START MATERIAL PROVIDED
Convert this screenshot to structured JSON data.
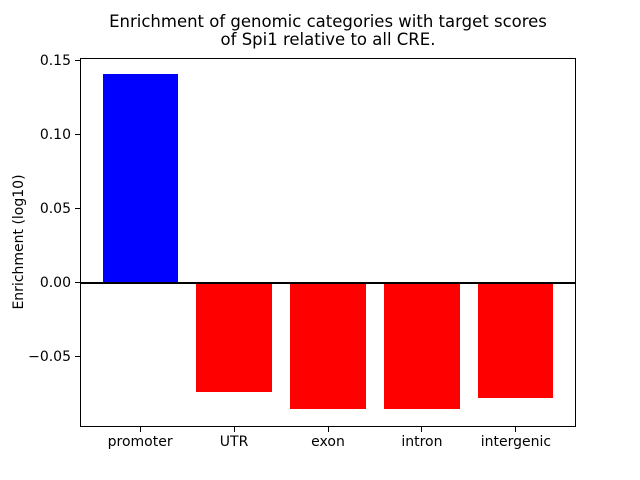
{
  "figure": {
    "background": "#ffffff"
  },
  "chart_data": {
    "type": "bar",
    "title": "Enrichment of genomic categories with target scores\nof Spi1 relative to all CRE.",
    "ylabel": "Enrichment (log10)",
    "xlabel": "",
    "categories": [
      "promoter",
      "UTR",
      "exon",
      "intron",
      "intergenic"
    ],
    "values": [
      0.141,
      -0.074,
      -0.085,
      -0.085,
      -0.078
    ],
    "bar_colors": [
      "#0000ff",
      "#ff0000",
      "#ff0000",
      "#ff0000",
      "#ff0000"
    ],
    "bar_width_fraction": 0.8,
    "x_margin_fraction": 0.64,
    "ylim": [
      -0.0975,
      0.152
    ],
    "yticks": [
      0.15,
      0.1,
      0.05,
      0.0,
      -0.05
    ],
    "ytick_labels": [
      "0.15",
      "0.10",
      "0.05",
      "0.00",
      "−0.05"
    ],
    "grid": false,
    "legend": null,
    "zero_line": {
      "color": "#000000",
      "width": 2
    },
    "axis_color": "#000000",
    "positive_color": "#0000ff",
    "negative_color": "#ff0000"
  }
}
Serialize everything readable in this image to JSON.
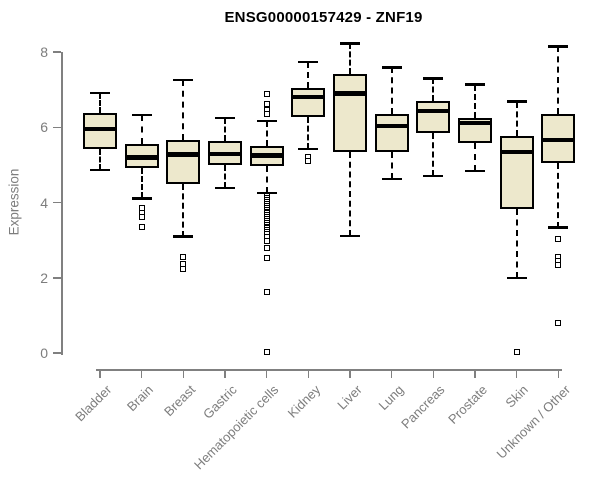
{
  "colors": {
    "background": "#ffffff",
    "box_fill": "#EDE8CC",
    "box_stroke": "#000000",
    "axis": "#808080",
    "tick_label": "#7d7d7d",
    "title": "#000000"
  },
  "chart_data": {
    "type": "boxplot",
    "title": "ENSG00000157429 - ZNF19",
    "xlabel": "",
    "ylabel": "Expression",
    "ylim": [
      0,
      8
    ],
    "yticks": [
      0,
      2,
      4,
      6,
      8
    ],
    "grid": false,
    "legend": "none",
    "categories": [
      "Bladder",
      "Brain",
      "Breast",
      "Gastric",
      "Hematopoietic cells",
      "Kidney",
      "Liver",
      "Lung",
      "Pancreas",
      "Prostate",
      "Skin",
      "Unknown / Other"
    ],
    "boxes": [
      {
        "label": "Bladder",
        "whisker_low": 4.87,
        "q1": 5.42,
        "median": 5.95,
        "q3": 6.39,
        "whisker_high": 6.91,
        "outliers": []
      },
      {
        "label": "Brain",
        "whisker_low": 4.11,
        "q1": 4.91,
        "median": 5.2,
        "q3": 5.56,
        "whisker_high": 6.33,
        "outliers": [
          3.85,
          3.71,
          3.62,
          3.36
        ]
      },
      {
        "label": "Breast",
        "whisker_low": 3.09,
        "q1": 4.49,
        "median": 5.27,
        "q3": 5.66,
        "whisker_high": 7.26,
        "outliers": [
          2.56,
          2.36,
          2.23
        ]
      },
      {
        "label": "Gastric",
        "whisker_low": 4.38,
        "q1": 5.0,
        "median": 5.29,
        "q3": 5.63,
        "whisker_high": 6.24,
        "outliers": []
      },
      {
        "label": "Hematopoietic cells",
        "whisker_low": 4.25,
        "q1": 4.98,
        "median": 5.25,
        "q3": 5.51,
        "whisker_high": 6.17,
        "outliers": [
          6.88,
          6.62,
          6.47,
          6.35,
          4.16,
          4.11,
          4.06,
          4.01,
          3.96,
          3.91,
          3.86,
          3.81,
          3.76,
          3.71,
          3.66,
          3.61,
          3.56,
          3.51,
          3.46,
          3.41,
          3.36,
          3.31,
          3.26,
          3.21,
          3.16,
          3.08,
          2.97,
          2.78,
          2.52,
          1.63,
          0.03
        ]
      },
      {
        "label": "Kidney",
        "whisker_low": 5.42,
        "q1": 6.28,
        "median": 6.8,
        "q3": 7.04,
        "whisker_high": 7.74,
        "outliers": [
          5.22,
          5.09
        ]
      },
      {
        "label": "Liver",
        "whisker_low": 3.11,
        "q1": 5.35,
        "median": 6.9,
        "q3": 7.41,
        "whisker_high": 8.23,
        "outliers": []
      },
      {
        "label": "Lung",
        "whisker_low": 4.62,
        "q1": 5.35,
        "median": 6.03,
        "q3": 6.35,
        "whisker_high": 7.59,
        "outliers": []
      },
      {
        "label": "Pancreas",
        "whisker_low": 4.7,
        "q1": 5.86,
        "median": 6.43,
        "q3": 6.71,
        "whisker_high": 7.3,
        "outliers": []
      },
      {
        "label": "Prostate",
        "whisker_low": 4.84,
        "q1": 5.58,
        "median": 6.11,
        "q3": 6.24,
        "whisker_high": 7.13,
        "outliers": []
      },
      {
        "label": "Skin",
        "whisker_low": 2.0,
        "q1": 3.82,
        "median": 5.34,
        "q3": 5.77,
        "whisker_high": 6.68,
        "outliers": [
          0.02
        ]
      },
      {
        "label": "Unknown / Other",
        "whisker_low": 3.33,
        "q1": 5.04,
        "median": 5.66,
        "q3": 6.35,
        "whisker_high": 8.15,
        "outliers": [
          3.03,
          2.55,
          2.44,
          2.33,
          0.79
        ]
      }
    ]
  }
}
END MATERIAL PROVIDED
▸ **WHAT IS BEING ASKED**:
Write out all of the records above. Keep them exact and leave out the pictures.

▸ **RESULT OF THE EXERCISE**:
Convert this screenshot to structured JSON data.
{
  "figure": {
    "background": "#ffffff"
  },
  "chart_data": {
    "type": "bar",
    "title": "Enrichment of genomic categories with target scores\nof Spi1 relative to all CRE.",
    "ylabel": "Enrichment (log10)",
    "xlabel": "",
    "categories": [
      "promoter",
      "UTR",
      "exon",
      "intron",
      "intergenic"
    ],
    "values": [
      0.141,
      -0.074,
      -0.085,
      -0.085,
      -0.078
    ],
    "bar_colors": [
      "#0000ff",
      "#ff0000",
      "#ff0000",
      "#ff0000",
      "#ff0000"
    ],
    "bar_width_fraction": 0.8,
    "x_margin_fraction": 0.64,
    "ylim": [
      -0.0975,
      0.152
    ],
    "yticks": [
      0.15,
      0.1,
      0.05,
      0.0,
      -0.05
    ],
    "ytick_labels": [
      "0.15",
      "0.10",
      "0.05",
      "0.00",
      "−0.05"
    ],
    "grid": false,
    "legend": null,
    "zero_line": {
      "color": "#000000",
      "width": 2
    },
    "axis_color": "#000000",
    "positive_color": "#0000ff",
    "negative_color": "#ff0000"
  }
}
Serialize everything readable in this image to JSON.
{
  "colors": {
    "background": "#ffffff",
    "box_fill": "#EDE8CC",
    "box_stroke": "#000000",
    "axis": "#808080",
    "tick_label": "#7d7d7d",
    "title": "#000000"
  },
  "chart_data": {
    "type": "boxplot",
    "title": "ENSG00000157429 - ZNF19",
    "xlabel": "",
    "ylabel": "Expression",
    "ylim": [
      0,
      8
    ],
    "yticks": [
      0,
      2,
      4,
      6,
      8
    ],
    "grid": false,
    "legend": "none",
    "categories": [
      "Bladder",
      "Brain",
      "Breast",
      "Gastric",
      "Hematopoietic cells",
      "Kidney",
      "Liver",
      "Lung",
      "Pancreas",
      "Prostate",
      "Skin",
      "Unknown / Other"
    ],
    "boxes": [
      {
        "label": "Bladder",
        "whisker_low": 4.87,
        "q1": 5.42,
        "median": 5.95,
        "q3": 6.39,
        "whisker_high": 6.91,
        "outliers": []
      },
      {
        "label": "Brain",
        "whisker_low": 4.11,
        "q1": 4.91,
        "median": 5.2,
        "q3": 5.56,
        "whisker_high": 6.33,
        "outliers": [
          3.85,
          3.71,
          3.62,
          3.36
        ]
      },
      {
        "label": "Breast",
        "whisker_low": 3.09,
        "q1": 4.49,
        "median": 5.27,
        "q3": 5.66,
        "whisker_high": 7.26,
        "outliers": [
          2.56,
          2.36,
          2.23
        ]
      },
      {
        "label": "Gastric",
        "whisker_low": 4.38,
        "q1": 5.0,
        "median": 5.29,
        "q3": 5.63,
        "whisker_high": 6.24,
        "outliers": []
      },
      {
        "label": "Hematopoietic cells",
        "whisker_low": 4.25,
        "q1": 4.98,
        "median": 5.25,
        "q3": 5.51,
        "whisker_high": 6.17,
        "outliers": [
          6.88,
          6.62,
          6.47,
          6.35,
          4.16,
          4.11,
          4.06,
          4.01,
          3.96,
          3.91,
          3.86,
          3.81,
          3.76,
          3.71,
          3.66,
          3.61,
          3.56,
          3.51,
          3.46,
          3.41,
          3.36,
          3.31,
          3.26,
          3.21,
          3.16,
          3.08,
          2.97,
          2.78,
          2.52,
          1.63,
          0.03
        ]
      },
      {
        "label": "Kidney",
        "whisker_low": 5.42,
        "q1": 6.28,
        "median": 6.8,
        "q3": 7.04,
        "whisker_high": 7.74,
        "outliers": [
          5.22,
          5.09
        ]
      },
      {
        "label": "Liver",
        "whisker_low": 3.11,
        "q1": 5.35,
        "median": 6.9,
        "q3": 7.41,
        "whisker_high": 8.23,
        "outliers": []
      },
      {
        "label": "Lung",
        "whisker_low": 4.62,
        "q1": 5.35,
        "median": 6.03,
        "q3": 6.35,
        "whisker_high": 7.59,
        "outliers": []
      },
      {
        "label": "Pancreas",
        "whisker_low": 4.7,
        "q1": 5.86,
        "median": 6.43,
        "q3": 6.71,
        "whisker_high": 7.3,
        "outliers": []
      },
      {
        "label": "Prostate",
        "whisker_low": 4.84,
        "q1": 5.58,
        "median": 6.11,
        "q3": 6.24,
        "whisker_high": 7.13,
        "outliers": []
      },
      {
        "label": "Skin",
        "whisker_low": 2.0,
        "q1": 3.82,
        "median": 5.34,
        "q3": 5.77,
        "whisker_high": 6.68,
        "outliers": [
          0.02
        ]
      },
      {
        "label": "Unknown / Other",
        "whisker_low": 3.33,
        "q1": 5.04,
        "median": 5.66,
        "q3": 6.35,
        "whisker_high": 8.15,
        "outliers": [
          3.03,
          2.55,
          2.44,
          2.33,
          0.79
        ]
      }
    ]
  }
}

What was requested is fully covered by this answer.